--- begin Extracted entries ---

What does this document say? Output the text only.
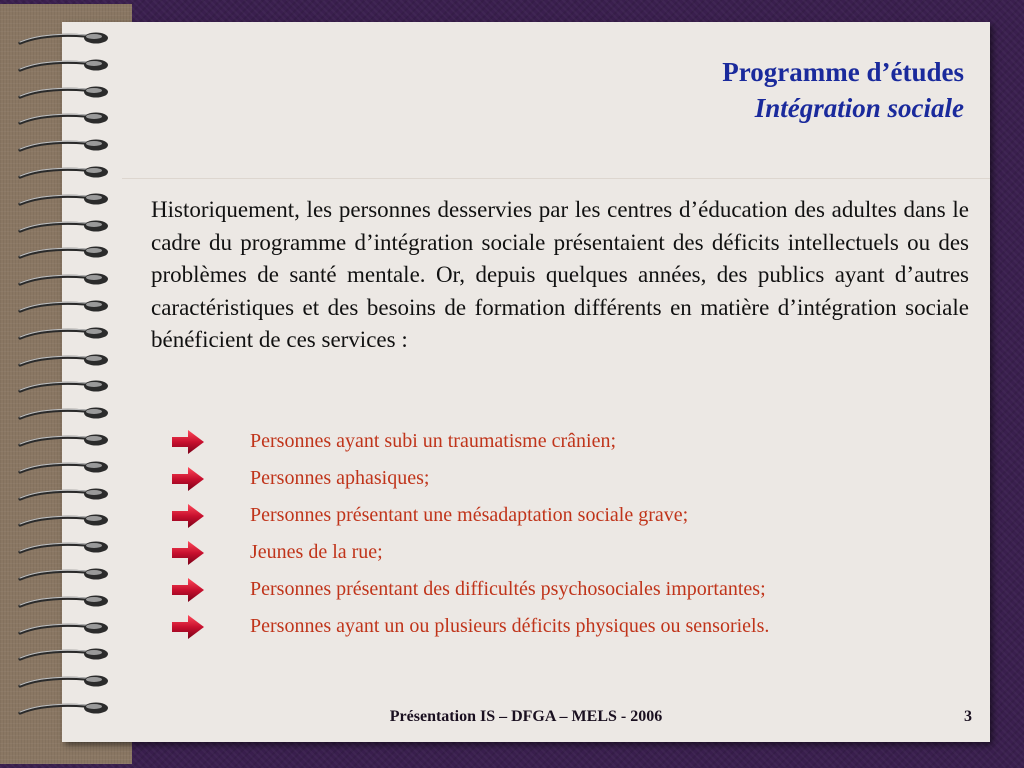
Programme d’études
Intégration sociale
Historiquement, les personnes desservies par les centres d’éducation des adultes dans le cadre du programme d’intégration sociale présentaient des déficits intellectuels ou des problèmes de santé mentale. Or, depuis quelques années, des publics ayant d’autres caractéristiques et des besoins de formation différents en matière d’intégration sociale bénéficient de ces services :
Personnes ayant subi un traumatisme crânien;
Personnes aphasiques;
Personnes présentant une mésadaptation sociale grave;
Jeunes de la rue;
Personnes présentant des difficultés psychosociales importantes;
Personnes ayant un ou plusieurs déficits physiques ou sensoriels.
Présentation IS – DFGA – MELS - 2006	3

--- end Extracted entries ---
--- begin Extracted entries ---

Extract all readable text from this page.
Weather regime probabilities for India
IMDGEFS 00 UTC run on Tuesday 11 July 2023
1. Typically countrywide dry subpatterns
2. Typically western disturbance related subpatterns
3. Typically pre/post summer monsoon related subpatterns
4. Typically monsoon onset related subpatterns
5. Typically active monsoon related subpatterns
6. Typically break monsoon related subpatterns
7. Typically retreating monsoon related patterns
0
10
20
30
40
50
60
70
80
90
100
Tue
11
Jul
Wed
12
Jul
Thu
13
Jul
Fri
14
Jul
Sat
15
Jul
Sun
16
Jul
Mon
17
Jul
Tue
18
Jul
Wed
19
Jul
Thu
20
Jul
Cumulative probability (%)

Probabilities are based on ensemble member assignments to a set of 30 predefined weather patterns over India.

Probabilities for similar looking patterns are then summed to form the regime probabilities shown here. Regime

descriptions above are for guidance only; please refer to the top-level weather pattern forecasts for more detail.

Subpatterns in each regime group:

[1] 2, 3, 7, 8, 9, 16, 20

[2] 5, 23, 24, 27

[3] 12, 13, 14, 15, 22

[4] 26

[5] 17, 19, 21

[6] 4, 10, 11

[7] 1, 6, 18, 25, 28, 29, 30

--- end Extracted entries ---

→ What the task asks: Every line containing the string "only" must be listed.

→ Result:
What does this document say? Output the text only.
descriptions above are for guidance only; please refer to the top-level weather pattern forecasts for more detail.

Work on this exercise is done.